__The exercise__. Locate the lines that hold the string "comparisons". Copy every such line.

__Material to process__.
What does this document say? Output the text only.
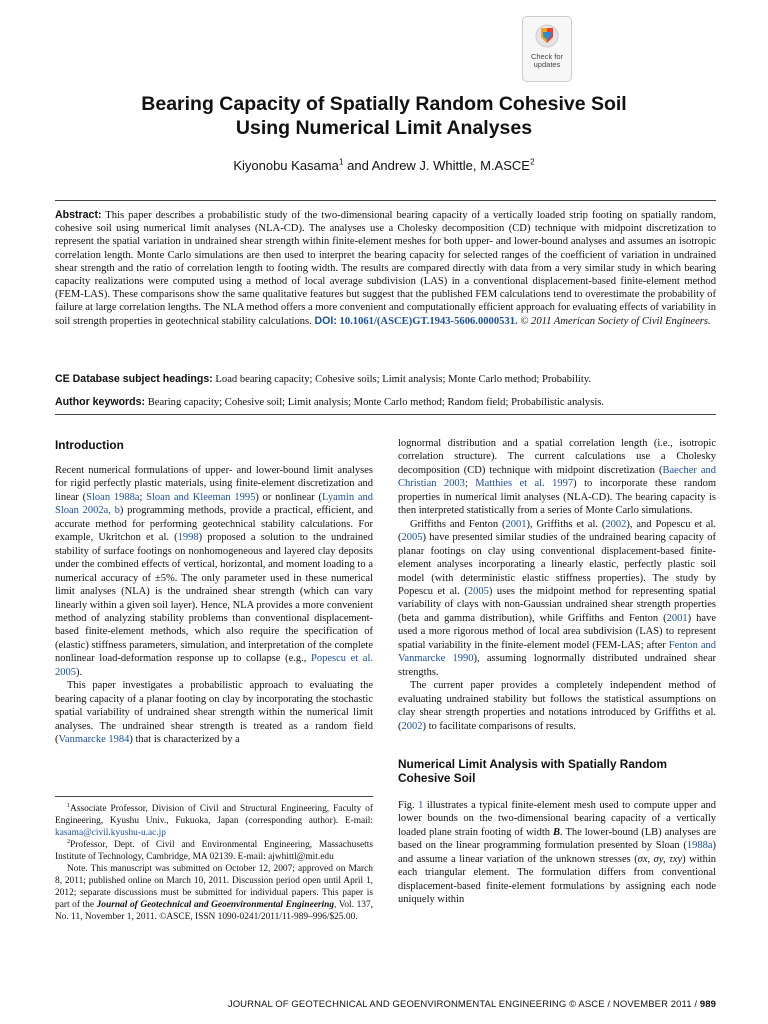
Check for
updates
Bearing Capacity of Spatially Random Cohesive Soil
Using Numerical Limit Analyses
Kiyonobu Kasama$^1$ and Andrew J. Whittle, M.ASCE$^2$
Abstract: This paper describes a probabilistic study of the two-dimensional bearing capacity of a vertically loaded strip footing on spatially random, cohesive soil using numerical limit analyses (NLA-CD). The analyses use a Cholesky decomposition (CD) technique with midpoint discretization to represent the spatial variation in undrained shear strength within finite-element meshes for both upper- and lower-bound analyses and assumes an isotropic correlation length. Monte Carlo simulations are then used to interpret the bearing capacity for selected ranges of the coefficient of variation in undrained shear strength and the ratio of correlation length to footing width. The results are compared directly with data from a very similar study in which bearing capacity realizations were computed using a method of local average subdivision (LAS) in a conventional displacement-based finite-element method (FEM-LAS). These comparisons show the same qualitative features but suggest that the published FEM calculations tend to overestimate the probability of failure at large correlation lengths. The NLA method offers a more convenient and computationally efficient approach for evaluating effects of variability in soil strength properties in geotechnical stability calculations. DOI: 10.1061/(ASCE)GT.1943-5606.0000531. © 2011 American Society of Civil Engineers.
CE Database subject headings: Load bearing capacity; Cohesive soils; Limit analysis; Monte Carlo method; Probability.
Author keywords: Bearing capacity; Cohesive soil; Limit analysis; Monte Carlo method; Random field; Probabilistic analysis.
Introduction

Recent numerical formulations of upper- and lower-bound limit analyses for rigid perfectly plastic materials, using finite-element discretization and linear (Sloan 1988a; Sloan and Kleeman 1995) or nonlinear (Lyamin and Sloan 2002a, b) programming methods, provide a practical, efficient, and accurate method for performing geotechnical stability calculations. For example, Ukritchon et al. (1998) proposed a solution to the undrained stability of surface footings on nonhomogeneous and layered clay deposits under the combined effects of vertical, horizontal, and moment loading to a numerical accuracy of ±5%. The only parameter used in these numerical limit analyses (NLA) is the undrained shear strength (which can vary linearly within a given soil layer). Hence, NLA provides a more convenient method of analyzing stability problems than conventional displacement-based finite-element methods, which also require the specification of (elastic) stiffness parameters, simulation, and interpretation of the complete nonlinear load-deformation response up to collapse (e.g., Popescu et al. 2005).

This paper investigates a probabilistic approach to evaluating the bearing capacity of a planar footing on clay by incorporating the stochastic spatial variability of undrained shear strength within the numerical limit analyses. The undrained shear strength is treated as a random field (Vanmarcke 1984) that is characterized by a

$^1$Associate Professor, Division of Civil and Structural Engineering, Faculty of Engineering, Kyushu Univ., Fukuoka, Japan (corresponding author). E-mail: kasama@civil.kyushu-u.ac.jp

$^2$Professor, Dept. of Civil and Environmental Engineering, Massachusetts Institute of Technology, Cambridge, MA 02139. E-mail: ajwhittl@mit.edu

Note. This manuscript was submitted on October 12, 2007; approved on March 8, 2011; published online on March 10, 2011. Discussion period open until April 1, 2012; separate discussions must be submitted for individual papers. This paper is part of the Journal of Geotechnical and Geoenvironmental Engineering, Vol. 137, No. 11, November 1, 2011. ©ASCE, ISSN 1090-0241/2011/11-989–996/$25.00.

lognormal distribution and a spatial correlation length (i.e., isotropic correlation structure). The current calculations use a Cholesky decomposition (CD) technique with midpoint discretization (Baecher and Christian 2003; Matthies et al. 1997) to incorporate these random properties in numerical limit analyses (NLA-CD). The bearing capacity is then interpreted statistically from a series of Monte Carlo simulations.

Griffiths and Fenton (2001), Griffiths et al. (2002), and Popescu et al. (2005) have presented similar studies of the undrained bearing capacity of planar footings on clay using conventional displacement-based finite-element analyses incorporating a linearly elastic, perfectly plastic soil model (with deterministic elastic stiffness properties). The study by Popescu et al. (2005) uses the midpoint method for representing spatial variability of clays with non-Gaussian undrained shear strength properties (beta and gamma distribution), while Griffiths and Fenton (2001) have used a more rigorous method of local area subdivision (LAS) to represent spatial variability in the finite-element model (FEM-LAS; after Fenton and Vanmarcke 1990), assuming lognormally distributed undrained shear strengths.

The current paper provides a completely independent method of evaluating undrained stability but follows the statistical assumptions on clay shear strength properties and notations introduced by Griffiths et al. (2002) to facilitate comparisons of results.

Numerical Limit Analysis with Spatially Random Cohesive Soil

Fig. 1 illustrates a typical finite-element mesh used to compute upper and lower bounds on the two-dimensional bearing capacity of a vertically loaded plane strain footing of width B. The lower-bound (LB) analyses are based on the linear programming formulation presented by Sloan (1988a) and assume a linear variation of the unknown stresses (σx, σy, τxy) within each triangular element. The formulation differs from conventional displacement-based finite-element formulations by assigning each node uniquely within

JOURNAL OF GEOTECHNICAL AND GEOENVIRONMENTAL ENGINEERING © ASCE / NOVEMBER 2011 / 989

__Answer for the task__.
Abstract: This paper describes a probabilistic study of the two-dimensional bearing capacity of a vertically loaded strip footing on spatially random, cohesive soil using numerical limit analyses (NLA-CD). The analyses use a Cholesky decomposition (CD) technique with midpoint discretization to represent the spatial variation in undrained shear strength within finite-element meshes for both upper- and lower-bound analyses and assumes an isotropic correlation length. Monte Carlo simulations are then used to interpret the bearing capacity for selected ranges of the coefficient of variation in undrained shear strength and the ratio of correlation length to footing width. The results are compared directly with data from a very similar study in which bearing capacity realizations were computed using a method of local average subdivision (LAS) in a conventional displacement-based finite-element method (FEM-LAS). These comparisons show the same qualitative features but suggest that the published FEM calculations tend to overestimate the probability of failure at large correlation lengths. The NLA method offers a more convenient and computationally efficient approach for evaluating effects of variability in soil strength properties in geotechnical stability calculations. DOI: 10.1061/(ASCE)GT.1943-5606.0000531. © 2011 American Society of Civil Engineers.
The current paper provides a completely independent method of evaluating undrained stability but follows the statistical assumptions on clay shear strength properties and notations introduced by Griffiths et al. (2002) to facilitate comparisons of results.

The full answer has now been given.